Dataset excerpts
+++

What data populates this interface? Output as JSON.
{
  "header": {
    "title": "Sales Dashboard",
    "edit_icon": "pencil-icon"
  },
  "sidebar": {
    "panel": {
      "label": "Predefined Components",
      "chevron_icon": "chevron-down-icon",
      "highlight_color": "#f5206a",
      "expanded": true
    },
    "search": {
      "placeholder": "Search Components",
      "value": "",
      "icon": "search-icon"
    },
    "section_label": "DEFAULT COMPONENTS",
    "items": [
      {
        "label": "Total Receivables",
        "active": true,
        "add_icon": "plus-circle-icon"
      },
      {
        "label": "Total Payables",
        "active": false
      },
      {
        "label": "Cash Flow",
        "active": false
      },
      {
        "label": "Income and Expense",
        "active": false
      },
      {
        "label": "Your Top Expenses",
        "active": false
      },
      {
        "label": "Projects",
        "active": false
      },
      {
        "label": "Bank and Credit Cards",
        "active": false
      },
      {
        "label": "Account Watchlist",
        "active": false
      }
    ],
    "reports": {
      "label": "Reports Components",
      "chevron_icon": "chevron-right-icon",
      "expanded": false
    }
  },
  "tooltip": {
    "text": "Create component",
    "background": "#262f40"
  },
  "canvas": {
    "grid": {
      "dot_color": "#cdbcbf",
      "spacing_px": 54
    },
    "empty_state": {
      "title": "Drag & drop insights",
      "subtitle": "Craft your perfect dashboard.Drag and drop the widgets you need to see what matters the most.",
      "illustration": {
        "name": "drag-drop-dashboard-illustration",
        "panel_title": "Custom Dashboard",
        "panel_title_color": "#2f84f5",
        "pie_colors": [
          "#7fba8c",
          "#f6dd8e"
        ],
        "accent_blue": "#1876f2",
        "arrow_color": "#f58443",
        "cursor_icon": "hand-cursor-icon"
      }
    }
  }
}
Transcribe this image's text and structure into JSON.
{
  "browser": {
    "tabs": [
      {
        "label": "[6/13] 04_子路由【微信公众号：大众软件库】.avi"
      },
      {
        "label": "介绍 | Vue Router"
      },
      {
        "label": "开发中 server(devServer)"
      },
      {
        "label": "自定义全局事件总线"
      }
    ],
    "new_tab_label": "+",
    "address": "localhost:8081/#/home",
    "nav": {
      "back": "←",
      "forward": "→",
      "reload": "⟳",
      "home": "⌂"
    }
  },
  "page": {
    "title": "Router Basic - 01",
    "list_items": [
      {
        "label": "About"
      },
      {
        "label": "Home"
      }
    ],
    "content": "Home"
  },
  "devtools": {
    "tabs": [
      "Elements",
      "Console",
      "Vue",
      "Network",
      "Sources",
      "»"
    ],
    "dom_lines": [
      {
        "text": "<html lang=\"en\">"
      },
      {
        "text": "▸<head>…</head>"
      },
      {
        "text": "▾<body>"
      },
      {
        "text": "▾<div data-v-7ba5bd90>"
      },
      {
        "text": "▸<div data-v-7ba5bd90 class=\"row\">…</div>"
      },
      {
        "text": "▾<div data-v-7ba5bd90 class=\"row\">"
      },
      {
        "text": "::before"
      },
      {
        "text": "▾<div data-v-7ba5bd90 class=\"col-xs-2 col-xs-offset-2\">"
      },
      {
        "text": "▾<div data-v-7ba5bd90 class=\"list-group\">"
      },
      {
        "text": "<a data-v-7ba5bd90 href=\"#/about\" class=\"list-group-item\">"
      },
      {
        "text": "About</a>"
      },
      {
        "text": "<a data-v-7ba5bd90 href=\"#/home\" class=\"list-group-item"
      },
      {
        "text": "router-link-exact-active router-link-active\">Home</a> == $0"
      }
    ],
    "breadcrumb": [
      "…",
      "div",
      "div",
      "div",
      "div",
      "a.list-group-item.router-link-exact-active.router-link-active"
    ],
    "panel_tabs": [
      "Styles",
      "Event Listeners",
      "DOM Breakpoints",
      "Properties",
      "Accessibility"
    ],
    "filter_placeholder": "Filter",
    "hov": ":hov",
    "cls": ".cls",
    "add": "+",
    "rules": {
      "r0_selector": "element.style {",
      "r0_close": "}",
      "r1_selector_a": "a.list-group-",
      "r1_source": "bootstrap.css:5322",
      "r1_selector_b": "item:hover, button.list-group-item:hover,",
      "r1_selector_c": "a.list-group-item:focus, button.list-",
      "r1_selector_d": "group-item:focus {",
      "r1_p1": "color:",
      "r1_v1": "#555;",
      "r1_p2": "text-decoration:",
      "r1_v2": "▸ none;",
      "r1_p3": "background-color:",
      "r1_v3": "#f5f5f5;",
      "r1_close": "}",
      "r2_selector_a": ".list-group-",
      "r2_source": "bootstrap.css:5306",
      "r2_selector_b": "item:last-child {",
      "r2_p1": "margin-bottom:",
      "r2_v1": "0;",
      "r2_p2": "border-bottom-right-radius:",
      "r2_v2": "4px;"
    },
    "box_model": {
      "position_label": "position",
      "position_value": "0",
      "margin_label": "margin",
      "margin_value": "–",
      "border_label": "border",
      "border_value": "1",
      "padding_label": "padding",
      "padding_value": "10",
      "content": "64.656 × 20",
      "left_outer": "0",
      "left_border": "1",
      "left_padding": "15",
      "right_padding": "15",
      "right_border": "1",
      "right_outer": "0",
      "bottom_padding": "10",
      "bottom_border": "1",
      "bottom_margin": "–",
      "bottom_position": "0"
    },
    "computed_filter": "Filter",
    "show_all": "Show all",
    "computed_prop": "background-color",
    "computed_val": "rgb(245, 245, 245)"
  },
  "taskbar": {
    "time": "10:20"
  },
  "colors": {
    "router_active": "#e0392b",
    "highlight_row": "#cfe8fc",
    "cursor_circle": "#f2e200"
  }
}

+++

» **TASK OBJECTIVE**: Repeat the material above in full, keeping every word.

» **TASK RESULT**:
What data populates this interface? Output as JSON.
{
  "header": {
    "title": "Sales Dashboard",
    "edit_icon": "pencil-icon"
  },
  "sidebar": {
    "panel": {
      "label": "Predefined Components",
      "chevron_icon": "chevron-down-icon",
      "highlight_color": "#f5206a",
      "expanded": true
    },
    "search": {
      "placeholder": "Search Components",
      "value": "",
      "icon": "search-icon"
    },
    "section_label": "DEFAULT COMPONENTS",
    "items": [
      {
        "label": "Total Receivables",
        "active": true,
        "add_icon": "plus-circle-icon"
      },
      {
        "label": "Total Payables",
        "active": false
      },
      {
        "label": "Cash Flow",
        "active": false
      },
      {
        "label": "Income and Expense",
        "active": false
      },
      {
        "label": "Your Top Expenses",
        "active": false
      },
      {
        "label": "Projects",
        "active": false
      },
      {
        "label": "Bank and Credit Cards",
        "active": false
      },
      {
        "label": "Account Watchlist",
        "active": false
      }
    ],
    "reports": {
      "label": "Reports Components",
      "chevron_icon": "chevron-right-icon",
      "expanded": false
    }
  },
  "tooltip": {
    "text": "Create component",
    "background": "#262f40"
  },
  "canvas": {
    "grid": {
      "dot_color": "#cdbcbf",
      "spacing_px": 54
    },
    "empty_state": {
      "title": "Drag & drop insights",
      "subtitle": "Craft your perfect dashboard.Drag and drop the widgets you need to see what matters the most.",
      "illustration": {
        "name": "drag-drop-dashboard-illustration",
        "panel_title": "Custom Dashboard",
        "panel_title_color": "#2f84f5",
        "pie_colors": [
          "#7fba8c",
          "#f6dd8e"
        ],
        "accent_blue": "#1876f2",
        "arrow_color": "#f58443",
        "cursor_icon": "hand-cursor-icon"
      }
    }
  }
}
Transcribe this image's text and structure into JSON.
{
  "browser": {
    "tabs": [
      {
        "label": "[6/13] 04_子路由【微信公众号：大众软件库】.avi"
      },
      {
        "label": "介绍 | Vue Router"
      },
      {
        "label": "开发中 server(devServer)"
      },
      {
        "label": "自定义全局事件总线"
      }
    ],
    "new_tab_label": "+",
    "address": "localhost:8081/#/home",
    "nav": {
      "back": "←",
      "forward": "→",
      "reload": "⟳",
      "home": "⌂"
    }
  },
  "page": {
    "title": "Router Basic - 01",
    "list_items": [
      {
        "label": "About"
      },
      {
        "label": "Home"
      }
    ],
    "content": "Home"
  },
  "devtools": {
    "tabs": [
      "Elements",
      "Console",
      "Vue",
      "Network",
      "Sources",
      "»"
    ],
    "dom_lines": [
      {
        "text": "<html lang=\"en\">"
      },
      {
        "text": "▸<head>…</head>"
      },
      {
        "text": "▾<body>"
      },
      {
        "text": "▾<div data-v-7ba5bd90>"
      },
      {
        "text": "▸<div data-v-7ba5bd90 class=\"row\">…</div>"
      },
      {
        "text": "▾<div data-v-7ba5bd90 class=\"row\">"
      },
      {
        "text": "::before"
      },
      {
        "text": "▾<div data-v-7ba5bd90 class=\"col-xs-2 col-xs-offset-2\">"
      },
      {
        "text": "▾<div data-v-7ba5bd90 class=\"list-group\">"
      },
      {
        "text": "<a data-v-7ba5bd90 href=\"#/about\" class=\"list-group-item\">"
      },
      {
        "text": "About</a>"
      },
      {
        "text": "<a data-v-7ba5bd90 href=\"#/home\" class=\"list-group-item"
      },
      {
        "text": "router-link-exact-active router-link-active\">Home</a> == $0"
      }
    ],
    "breadcrumb": [
      "…",
      "div",
      "div",
      "div",
      "div",
      "a.list-group-item.router-link-exact-active.router-link-active"
    ],
    "panel_tabs": [
      "Styles",
      "Event Listeners",
      "DOM Breakpoints",
      "Properties",
      "Accessibility"
    ],
    "filter_placeholder": "Filter",
    "hov": ":hov",
    "cls": ".cls",
    "add": "+",
    "rules": {
      "r0_selector": "element.style {",
      "r0_close": "}",
      "r1_selector_a": "a.list-group-",
      "r1_source": "bootstrap.css:5322",
      "r1_selector_b": "item:hover, button.list-group-item:hover,",
      "r1_selector_c": "a.list-group-item:focus, button.list-",
      "r1_selector_d": "group-item:focus {",
      "r1_p1": "color:",
      "r1_v1": "#555;",
      "r1_p2": "text-decoration:",
      "r1_v2": "▸ none;",
      "r1_p3": "background-color:",
      "r1_v3": "#f5f5f5;",
      "r1_close": "}",
      "r2_selector_a": ".list-group-",
      "r2_source": "bootstrap.css:5306",
      "r2_selector_b": "item:last-child {",
      "r2_p1": "margin-bottom:",
      "r2_v1": "0;",
      "r2_p2": "border-bottom-right-radius:",
      "r2_v2": "4px;"
    },
    "box_model": {
      "position_label": "position",
      "position_value": "0",
      "margin_label": "margin",
      "margin_value": "–",
      "border_label": "border",
      "border_value": "1",
      "padding_label": "padding",
      "padding_value": "10",
      "content": "64.656 × 20",
      "left_outer": "0",
      "left_border": "1",
      "left_padding": "15",
      "right_padding": "15",
      "right_border": "1",
      "right_outer": "0",
      "bottom_padding": "10",
      "bottom_border": "1",
      "bottom_margin": "–",
      "bottom_position": "0"
    },
    "computed_filter": "Filter",
    "show_all": "Show all",
    "computed_prop": "background-color",
    "computed_val": "rgb(245, 245, 245)"
  },
  "taskbar": {
    "time": "10:20"
  },
  "colors": {
    "router_active": "#e0392b",
    "highlight_row": "#cfe8fc",
    "cursor_circle": "#f2e200"
  }
}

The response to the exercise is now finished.